What is being asked
Return the full listing below, reproducing every line without any change.

Exercise inputs
+++++

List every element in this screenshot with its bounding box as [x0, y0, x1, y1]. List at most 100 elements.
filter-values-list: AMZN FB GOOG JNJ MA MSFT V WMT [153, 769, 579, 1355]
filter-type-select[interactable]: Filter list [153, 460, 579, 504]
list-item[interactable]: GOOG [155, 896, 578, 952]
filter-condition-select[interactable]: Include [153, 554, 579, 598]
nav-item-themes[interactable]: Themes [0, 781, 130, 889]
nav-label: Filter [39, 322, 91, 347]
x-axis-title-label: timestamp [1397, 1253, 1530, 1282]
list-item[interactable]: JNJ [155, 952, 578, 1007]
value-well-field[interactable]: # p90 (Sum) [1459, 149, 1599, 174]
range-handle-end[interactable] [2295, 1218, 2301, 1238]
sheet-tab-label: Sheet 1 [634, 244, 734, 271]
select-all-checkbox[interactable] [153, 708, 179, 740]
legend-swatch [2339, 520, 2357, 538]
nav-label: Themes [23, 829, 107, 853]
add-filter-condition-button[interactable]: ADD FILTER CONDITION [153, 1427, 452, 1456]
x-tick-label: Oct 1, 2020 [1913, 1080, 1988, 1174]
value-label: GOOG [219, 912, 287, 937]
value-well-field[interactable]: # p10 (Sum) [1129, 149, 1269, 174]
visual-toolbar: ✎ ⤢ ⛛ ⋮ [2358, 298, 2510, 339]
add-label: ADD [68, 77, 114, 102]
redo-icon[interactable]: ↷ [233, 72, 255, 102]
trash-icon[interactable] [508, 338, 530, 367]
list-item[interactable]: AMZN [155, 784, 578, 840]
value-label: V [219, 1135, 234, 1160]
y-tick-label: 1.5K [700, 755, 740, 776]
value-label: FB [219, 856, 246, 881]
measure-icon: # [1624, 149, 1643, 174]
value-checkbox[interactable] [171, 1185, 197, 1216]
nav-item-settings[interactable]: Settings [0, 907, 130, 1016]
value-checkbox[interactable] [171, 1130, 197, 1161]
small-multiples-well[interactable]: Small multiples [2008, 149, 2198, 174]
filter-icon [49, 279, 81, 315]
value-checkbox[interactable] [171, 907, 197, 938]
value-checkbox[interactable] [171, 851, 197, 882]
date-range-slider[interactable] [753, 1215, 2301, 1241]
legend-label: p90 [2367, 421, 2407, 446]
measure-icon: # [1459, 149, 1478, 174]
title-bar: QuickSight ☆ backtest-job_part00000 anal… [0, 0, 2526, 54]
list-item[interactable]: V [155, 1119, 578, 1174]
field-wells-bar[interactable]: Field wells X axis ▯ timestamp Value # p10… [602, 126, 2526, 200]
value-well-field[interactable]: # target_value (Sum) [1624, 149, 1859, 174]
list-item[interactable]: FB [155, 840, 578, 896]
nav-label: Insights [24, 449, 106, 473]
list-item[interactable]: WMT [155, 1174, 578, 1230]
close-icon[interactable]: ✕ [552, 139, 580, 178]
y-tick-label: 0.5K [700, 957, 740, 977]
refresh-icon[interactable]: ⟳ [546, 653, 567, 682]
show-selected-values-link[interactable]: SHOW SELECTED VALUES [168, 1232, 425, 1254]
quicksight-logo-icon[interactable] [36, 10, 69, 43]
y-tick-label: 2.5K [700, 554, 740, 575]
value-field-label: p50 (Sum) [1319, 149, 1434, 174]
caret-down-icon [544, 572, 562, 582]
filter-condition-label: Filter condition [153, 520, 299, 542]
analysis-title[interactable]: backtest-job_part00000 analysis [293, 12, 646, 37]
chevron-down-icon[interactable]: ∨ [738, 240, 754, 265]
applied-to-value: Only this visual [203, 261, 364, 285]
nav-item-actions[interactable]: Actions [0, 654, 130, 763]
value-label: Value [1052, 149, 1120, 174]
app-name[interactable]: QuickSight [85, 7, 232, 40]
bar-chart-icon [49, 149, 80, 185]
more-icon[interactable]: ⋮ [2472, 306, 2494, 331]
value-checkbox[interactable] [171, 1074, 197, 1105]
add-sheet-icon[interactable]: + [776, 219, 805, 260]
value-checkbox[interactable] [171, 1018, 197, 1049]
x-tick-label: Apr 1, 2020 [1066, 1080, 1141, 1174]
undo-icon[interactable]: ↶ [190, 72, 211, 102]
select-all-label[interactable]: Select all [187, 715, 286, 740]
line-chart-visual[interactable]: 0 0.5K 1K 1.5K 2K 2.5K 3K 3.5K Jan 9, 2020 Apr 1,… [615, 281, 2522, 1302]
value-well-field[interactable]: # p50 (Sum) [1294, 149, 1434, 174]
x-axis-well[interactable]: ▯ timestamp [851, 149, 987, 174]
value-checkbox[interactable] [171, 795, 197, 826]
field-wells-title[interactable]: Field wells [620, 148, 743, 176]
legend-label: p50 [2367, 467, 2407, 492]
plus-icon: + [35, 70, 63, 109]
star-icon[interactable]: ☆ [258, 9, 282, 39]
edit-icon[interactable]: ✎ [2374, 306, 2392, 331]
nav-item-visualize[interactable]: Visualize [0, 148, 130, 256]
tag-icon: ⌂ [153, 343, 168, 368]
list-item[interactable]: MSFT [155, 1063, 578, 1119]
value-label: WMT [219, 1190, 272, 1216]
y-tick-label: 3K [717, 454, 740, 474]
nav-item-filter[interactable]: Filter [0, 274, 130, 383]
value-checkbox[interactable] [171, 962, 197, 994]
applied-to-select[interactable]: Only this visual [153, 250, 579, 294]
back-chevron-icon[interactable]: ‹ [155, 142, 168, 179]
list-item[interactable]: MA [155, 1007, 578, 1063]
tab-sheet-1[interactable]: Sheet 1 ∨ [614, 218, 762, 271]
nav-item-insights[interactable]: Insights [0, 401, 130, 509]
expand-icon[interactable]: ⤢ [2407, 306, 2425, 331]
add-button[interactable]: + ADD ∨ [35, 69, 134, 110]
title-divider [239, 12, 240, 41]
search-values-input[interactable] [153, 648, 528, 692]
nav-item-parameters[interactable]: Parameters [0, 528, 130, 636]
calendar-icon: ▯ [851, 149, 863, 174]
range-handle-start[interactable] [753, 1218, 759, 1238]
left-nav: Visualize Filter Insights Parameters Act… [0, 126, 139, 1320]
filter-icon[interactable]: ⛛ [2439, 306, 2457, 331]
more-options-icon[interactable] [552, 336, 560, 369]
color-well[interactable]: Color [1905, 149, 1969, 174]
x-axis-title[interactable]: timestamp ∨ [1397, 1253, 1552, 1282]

+++++

Response to the exercise
List every element in this screenshot with its bounding box as [x0, y0, x1, y1]. List at most 100 elements.
filter-values-list: AMZN FB GOOG JNJ MA MSFT V WMT [153, 769, 579, 1355]
filter-type-select[interactable]: Filter list [153, 460, 579, 504]
list-item[interactable]: GOOG [155, 896, 578, 952]
filter-condition-select[interactable]: Include [153, 554, 579, 598]
nav-item-themes[interactable]: Themes [0, 781, 130, 889]
nav-label: Filter [39, 322, 91, 347]
x-axis-title-label: timestamp [1397, 1253, 1530, 1282]
list-item[interactable]: JNJ [155, 952, 578, 1007]
value-well-field[interactable]: # p90 (Sum) [1459, 149, 1599, 174]
range-handle-end[interactable] [2295, 1218, 2301, 1238]
sheet-tab-label: Sheet 1 [634, 244, 734, 271]
select-all-checkbox[interactable] [153, 708, 179, 740]
legend-swatch [2339, 520, 2357, 538]
nav-label: Themes [23, 829, 107, 853]
add-filter-condition-button[interactable]: ADD FILTER CONDITION [153, 1427, 452, 1456]
x-tick-label: Oct 1, 2020 [1913, 1080, 1988, 1174]
value-label: GOOG [219, 912, 287, 937]
value-well-field[interactable]: # p10 (Sum) [1129, 149, 1269, 174]
visual-toolbar: ✎ ⤢ ⛛ ⋮ [2358, 298, 2510, 339]
add-label: ADD [68, 77, 114, 102]
redo-icon[interactable]: ↷ [233, 72, 255, 102]
trash-icon[interactable] [508, 338, 530, 367]
list-item[interactable]: AMZN [155, 784, 578, 840]
value-label: V [219, 1135, 234, 1160]
y-tick-label: 1.5K [700, 755, 740, 776]
value-label: FB [219, 856, 246, 881]
measure-icon: # [1624, 149, 1643, 174]
value-checkbox[interactable] [171, 1185, 197, 1216]
nav-item-settings[interactable]: Settings [0, 907, 130, 1016]
value-checkbox[interactable] [171, 1130, 197, 1161]
small-multiples-well[interactable]: Small multiples [2008, 149, 2198, 174]
filter-icon [49, 279, 81, 315]
value-checkbox[interactable] [171, 907, 197, 938]
value-checkbox[interactable] [171, 851, 197, 882]
date-range-slider[interactable] [753, 1215, 2301, 1241]
legend-label: p90 [2367, 421, 2407, 446]
measure-icon: # [1459, 149, 1478, 174]
title-bar: QuickSight ☆ backtest-job_part00000 anal… [0, 0, 2526, 54]
list-item[interactable]: V [155, 1119, 578, 1174]
field-wells-bar[interactable]: Field wells X axis ▯ timestamp Value # p10… [602, 126, 2526, 200]
value-well-field[interactable]: # target_value (Sum) [1624, 149, 1859, 174]
list-item[interactable]: FB [155, 840, 578, 896]
nav-label: Insights [24, 449, 106, 473]
list-item[interactable]: WMT [155, 1174, 578, 1230]
close-icon[interactable]: ✕ [552, 139, 580, 178]
y-tick-label: 0.5K [700, 957, 740, 977]
refresh-icon[interactable]: ⟳ [546, 653, 567, 682]
show-selected-values-link[interactable]: SHOW SELECTED VALUES [168, 1232, 425, 1254]
quicksight-logo-icon[interactable] [36, 10, 69, 43]
y-tick-label: 2.5K [700, 554, 740, 575]
value-field-label: p50 (Sum) [1319, 149, 1434, 174]
caret-down-icon [544, 572, 562, 582]
filter-condition-label: Filter condition [153, 520, 299, 542]
analysis-title[interactable]: backtest-job_part00000 analysis [293, 12, 646, 37]
chevron-down-icon[interactable]: ∨ [738, 240, 754, 265]
applied-to-value: Only this visual [203, 261, 364, 285]
nav-item-actions[interactable]: Actions [0, 654, 130, 763]
value-label: Value [1052, 149, 1120, 174]
app-name[interactable]: QuickSight [85, 7, 232, 40]
bar-chart-icon [49, 149, 80, 185]
more-icon[interactable]: ⋮ [2472, 306, 2494, 331]
value-checkbox[interactable] [171, 1074, 197, 1105]
add-sheet-icon[interactable]: + [776, 219, 805, 260]
value-checkbox[interactable] [171, 1018, 197, 1049]
x-tick-label: Apr 1, 2020 [1066, 1080, 1141, 1174]
undo-icon[interactable]: ↶ [190, 72, 211, 102]
select-all-label[interactable]: Select all [187, 715, 286, 740]
line-chart-visual[interactable]: 0 0.5K 1K 1.5K 2K 2.5K 3K 3.5K Jan 9, 2020 Apr 1,… [615, 281, 2522, 1302]
value-well-field[interactable]: # p50 (Sum) [1294, 149, 1434, 174]
x-axis-well[interactable]: ▯ timestamp [851, 149, 987, 174]
value-checkbox[interactable] [171, 795, 197, 826]
field-wells-title[interactable]: Field wells [620, 148, 743, 176]
legend-label: p50 [2367, 467, 2407, 492]
plus-icon: + [35, 70, 63, 109]
star-icon[interactable]: ☆ [258, 9, 282, 39]
edit-icon[interactable]: ✎ [2374, 306, 2392, 331]
nav-item-visualize[interactable]: Visualize [0, 148, 130, 256]
tag-icon: ⌂ [153, 343, 168, 368]
list-item[interactable]: MSFT [155, 1063, 578, 1119]
value-label: WMT [219, 1190, 272, 1216]
y-tick-label: 3K [717, 454, 740, 474]
nav-item-filter[interactable]: Filter [0, 274, 130, 383]
value-checkbox[interactable] [171, 962, 197, 994]
applied-to-select[interactable]: Only this visual [153, 250, 579, 294]
back-chevron-icon[interactable]: ‹ [155, 142, 168, 179]
list-item[interactable]: MA [155, 1007, 578, 1063]
tab-sheet-1[interactable]: Sheet 1 ∨ [614, 218, 762, 271]
nav-item-insights[interactable]: Insights [0, 401, 130, 509]
expand-icon[interactable]: ⤢ [2407, 306, 2425, 331]
add-button[interactable]: + ADD ∨ [35, 69, 134, 110]
title-divider [239, 12, 240, 41]
search-values-input[interactable] [153, 648, 528, 692]
nav-item-parameters[interactable]: Parameters [0, 528, 130, 636]
calendar-icon: ▯ [851, 149, 863, 174]
range-handle-start[interactable] [753, 1218, 759, 1238]
left-nav: Visualize Filter Insights Parameters Act… [0, 126, 139, 1320]
filter-icon[interactable]: ⛛ [2439, 306, 2457, 331]
more-options-icon[interactable] [552, 336, 560, 369]
color-well[interactable]: Color [1905, 149, 1969, 174]
x-axis-title[interactable]: timestamp ∨ [1397, 1253, 1552, 1282]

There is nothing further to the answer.